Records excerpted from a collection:
**********

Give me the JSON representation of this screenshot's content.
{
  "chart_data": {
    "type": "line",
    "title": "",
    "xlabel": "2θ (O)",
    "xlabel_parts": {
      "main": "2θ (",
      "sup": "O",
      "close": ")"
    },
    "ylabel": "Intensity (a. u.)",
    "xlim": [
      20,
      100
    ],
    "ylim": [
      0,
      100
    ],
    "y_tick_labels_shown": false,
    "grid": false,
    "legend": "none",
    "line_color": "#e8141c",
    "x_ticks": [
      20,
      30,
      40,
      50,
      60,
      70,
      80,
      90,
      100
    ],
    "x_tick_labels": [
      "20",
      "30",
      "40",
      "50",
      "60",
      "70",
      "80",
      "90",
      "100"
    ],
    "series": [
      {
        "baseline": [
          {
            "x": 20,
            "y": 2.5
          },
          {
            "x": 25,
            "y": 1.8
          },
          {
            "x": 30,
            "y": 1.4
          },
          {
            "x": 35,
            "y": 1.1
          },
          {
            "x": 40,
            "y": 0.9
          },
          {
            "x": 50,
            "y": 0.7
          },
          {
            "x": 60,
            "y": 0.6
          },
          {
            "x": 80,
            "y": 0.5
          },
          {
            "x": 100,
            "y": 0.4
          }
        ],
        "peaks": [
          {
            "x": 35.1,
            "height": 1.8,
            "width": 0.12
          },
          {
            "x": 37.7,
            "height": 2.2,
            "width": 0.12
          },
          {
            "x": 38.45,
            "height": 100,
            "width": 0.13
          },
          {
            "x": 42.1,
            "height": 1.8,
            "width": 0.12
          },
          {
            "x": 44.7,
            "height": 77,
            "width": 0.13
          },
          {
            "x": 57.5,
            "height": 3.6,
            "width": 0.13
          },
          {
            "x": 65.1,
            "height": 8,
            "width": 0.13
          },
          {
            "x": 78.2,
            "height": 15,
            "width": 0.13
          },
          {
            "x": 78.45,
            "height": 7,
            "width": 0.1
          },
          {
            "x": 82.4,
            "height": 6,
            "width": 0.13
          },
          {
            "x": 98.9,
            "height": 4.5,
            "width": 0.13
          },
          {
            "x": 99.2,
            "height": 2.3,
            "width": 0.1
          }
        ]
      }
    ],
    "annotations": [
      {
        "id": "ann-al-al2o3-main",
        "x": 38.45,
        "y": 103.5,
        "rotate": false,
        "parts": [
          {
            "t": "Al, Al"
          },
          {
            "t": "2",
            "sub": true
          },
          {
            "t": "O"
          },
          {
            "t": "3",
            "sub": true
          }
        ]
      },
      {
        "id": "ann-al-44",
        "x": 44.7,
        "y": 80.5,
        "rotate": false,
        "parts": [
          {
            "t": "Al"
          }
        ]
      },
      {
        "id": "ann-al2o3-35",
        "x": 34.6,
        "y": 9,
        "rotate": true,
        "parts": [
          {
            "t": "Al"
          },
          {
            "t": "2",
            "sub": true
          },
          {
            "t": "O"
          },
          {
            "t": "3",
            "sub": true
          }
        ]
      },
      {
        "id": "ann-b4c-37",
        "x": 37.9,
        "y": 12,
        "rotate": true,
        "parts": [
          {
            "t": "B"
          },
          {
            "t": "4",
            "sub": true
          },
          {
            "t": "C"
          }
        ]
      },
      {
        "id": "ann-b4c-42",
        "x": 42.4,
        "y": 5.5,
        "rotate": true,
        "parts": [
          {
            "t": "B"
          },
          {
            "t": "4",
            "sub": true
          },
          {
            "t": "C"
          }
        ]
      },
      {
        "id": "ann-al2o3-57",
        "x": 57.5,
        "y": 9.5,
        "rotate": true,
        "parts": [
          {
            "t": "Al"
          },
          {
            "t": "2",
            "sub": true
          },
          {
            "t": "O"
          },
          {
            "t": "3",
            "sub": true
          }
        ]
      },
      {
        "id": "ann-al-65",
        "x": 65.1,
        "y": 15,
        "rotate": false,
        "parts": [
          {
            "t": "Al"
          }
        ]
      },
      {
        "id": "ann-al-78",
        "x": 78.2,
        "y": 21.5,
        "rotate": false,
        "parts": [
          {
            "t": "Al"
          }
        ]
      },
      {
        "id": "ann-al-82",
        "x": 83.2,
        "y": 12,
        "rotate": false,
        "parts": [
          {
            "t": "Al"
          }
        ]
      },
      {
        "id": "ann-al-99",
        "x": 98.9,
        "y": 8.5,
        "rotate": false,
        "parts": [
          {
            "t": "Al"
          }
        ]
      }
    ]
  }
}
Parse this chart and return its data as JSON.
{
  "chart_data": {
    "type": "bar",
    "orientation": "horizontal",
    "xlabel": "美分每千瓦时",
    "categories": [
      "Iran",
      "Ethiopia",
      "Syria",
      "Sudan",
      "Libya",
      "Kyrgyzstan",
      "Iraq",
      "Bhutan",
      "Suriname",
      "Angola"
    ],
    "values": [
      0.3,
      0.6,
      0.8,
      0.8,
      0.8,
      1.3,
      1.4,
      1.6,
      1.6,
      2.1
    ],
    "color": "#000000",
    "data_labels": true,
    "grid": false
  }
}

**********

What you are asked to do> In the entries above, find lines with "height" and copy each.

Answer to this task>
            "height": 1.8,
            "height": 2.2,
            "height": 100,
            "height": 1.8,
            "height": 77,
            "height": 3.6,
            "height": 8,
            "height": 15,
            "height": 7,
            "height": 6,
            "height": 4.5,
            "height": 2.3,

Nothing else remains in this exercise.